● **Records provided**:
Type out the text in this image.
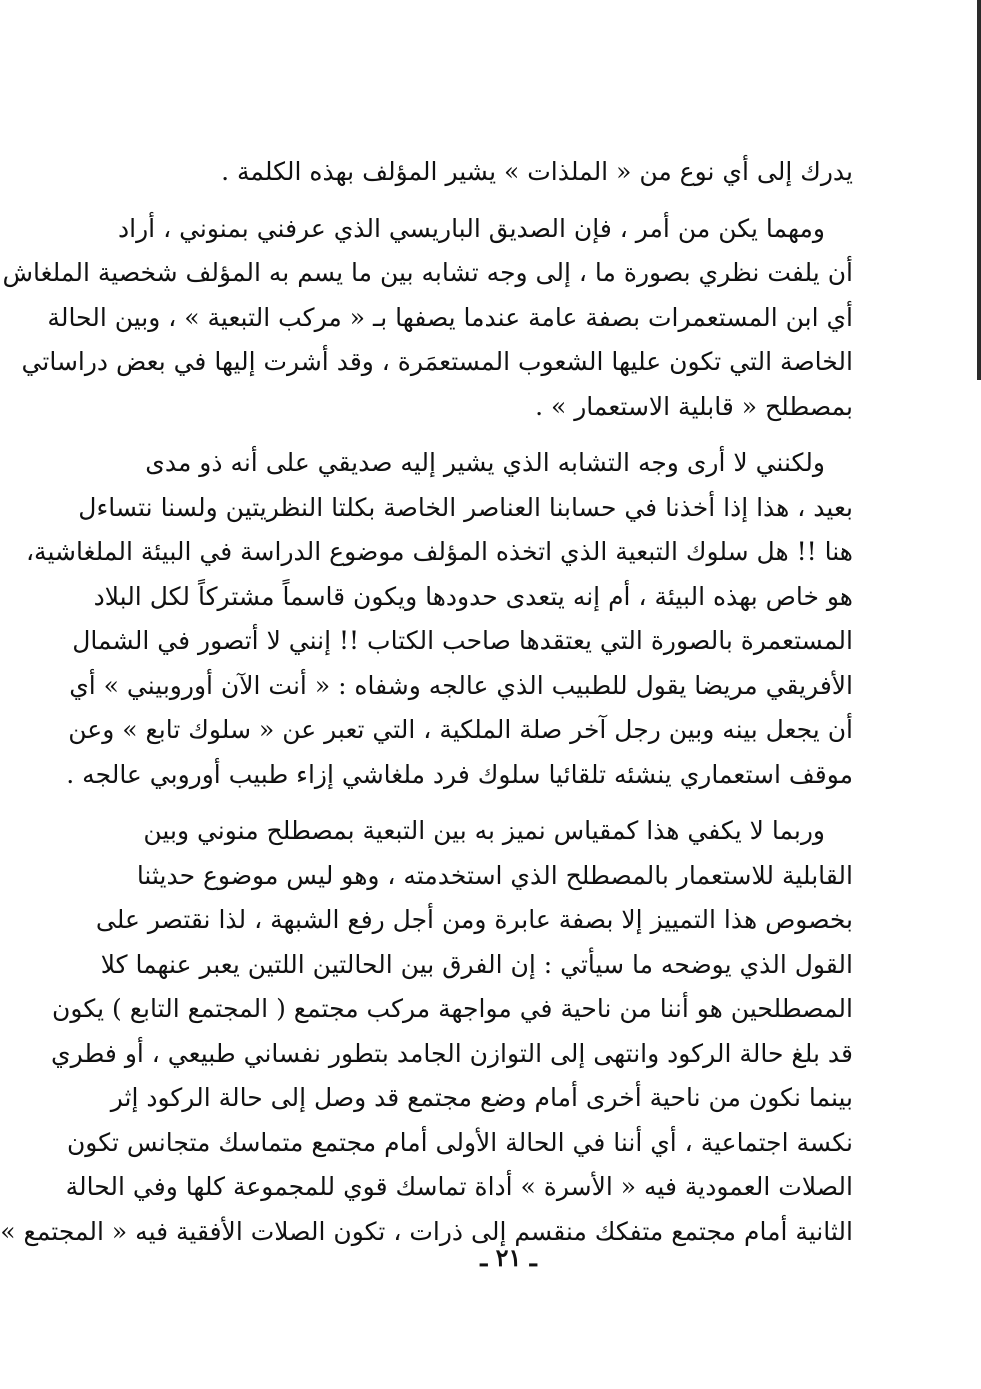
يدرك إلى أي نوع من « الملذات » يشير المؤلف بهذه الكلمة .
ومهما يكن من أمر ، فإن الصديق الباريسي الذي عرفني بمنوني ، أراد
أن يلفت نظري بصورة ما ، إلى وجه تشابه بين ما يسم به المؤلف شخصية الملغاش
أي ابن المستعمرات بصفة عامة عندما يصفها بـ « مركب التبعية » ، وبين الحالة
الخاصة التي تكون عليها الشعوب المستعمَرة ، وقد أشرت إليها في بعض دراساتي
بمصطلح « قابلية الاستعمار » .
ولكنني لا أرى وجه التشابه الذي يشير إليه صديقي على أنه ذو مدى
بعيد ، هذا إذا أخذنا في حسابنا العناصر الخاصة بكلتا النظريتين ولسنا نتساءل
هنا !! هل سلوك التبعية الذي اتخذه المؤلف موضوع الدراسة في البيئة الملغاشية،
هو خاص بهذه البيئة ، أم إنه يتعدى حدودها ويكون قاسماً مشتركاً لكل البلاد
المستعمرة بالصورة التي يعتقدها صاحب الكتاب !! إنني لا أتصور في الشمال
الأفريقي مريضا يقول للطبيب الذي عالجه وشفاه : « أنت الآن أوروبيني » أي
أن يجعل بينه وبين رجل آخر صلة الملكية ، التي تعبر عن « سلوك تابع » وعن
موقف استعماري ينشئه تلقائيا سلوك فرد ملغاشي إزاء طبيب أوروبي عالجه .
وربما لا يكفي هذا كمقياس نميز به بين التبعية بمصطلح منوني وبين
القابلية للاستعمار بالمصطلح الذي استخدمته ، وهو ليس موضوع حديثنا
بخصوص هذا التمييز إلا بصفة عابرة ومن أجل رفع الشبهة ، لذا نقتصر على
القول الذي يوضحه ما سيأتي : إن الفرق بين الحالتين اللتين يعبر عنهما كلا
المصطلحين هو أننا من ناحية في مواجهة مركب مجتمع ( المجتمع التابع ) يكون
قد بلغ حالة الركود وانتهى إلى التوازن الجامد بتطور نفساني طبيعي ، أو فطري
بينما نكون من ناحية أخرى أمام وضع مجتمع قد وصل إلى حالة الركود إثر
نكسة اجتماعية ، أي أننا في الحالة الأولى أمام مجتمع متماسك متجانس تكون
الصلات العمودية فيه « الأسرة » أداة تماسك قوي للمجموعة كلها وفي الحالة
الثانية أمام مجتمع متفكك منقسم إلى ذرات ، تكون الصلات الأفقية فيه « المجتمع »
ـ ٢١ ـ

* * *

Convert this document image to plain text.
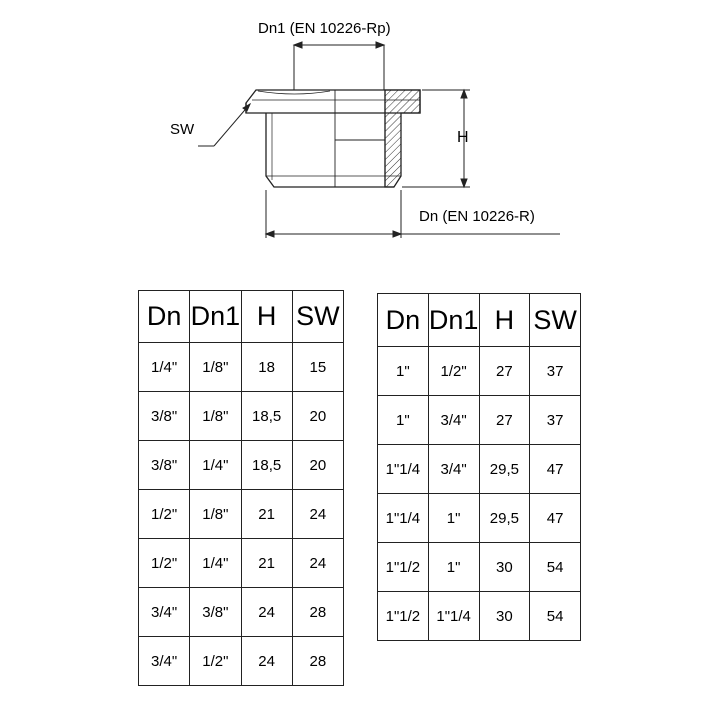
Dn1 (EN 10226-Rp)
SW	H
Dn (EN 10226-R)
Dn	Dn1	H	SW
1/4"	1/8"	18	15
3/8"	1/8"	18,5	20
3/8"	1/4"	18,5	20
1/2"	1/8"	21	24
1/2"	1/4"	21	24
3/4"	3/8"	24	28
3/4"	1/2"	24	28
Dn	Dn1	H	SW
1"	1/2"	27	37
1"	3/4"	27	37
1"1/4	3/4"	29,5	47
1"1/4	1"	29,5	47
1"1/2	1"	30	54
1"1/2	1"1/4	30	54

● **Work to do**:
Gather each line of the listing containing the word "المؤلف" and show it.

● **Task result**:
يدرك إلى أي نوع من « الملذات » يشير المؤلف بهذه الكلمة .
أن يلفت نظري بصورة ما ، إلى وجه تشابه بين ما يسم به المؤلف شخصية الملغاش
هنا !! هل سلوك التبعية الذي اتخذه المؤلف موضوع الدراسة في البيئة الملغاشية،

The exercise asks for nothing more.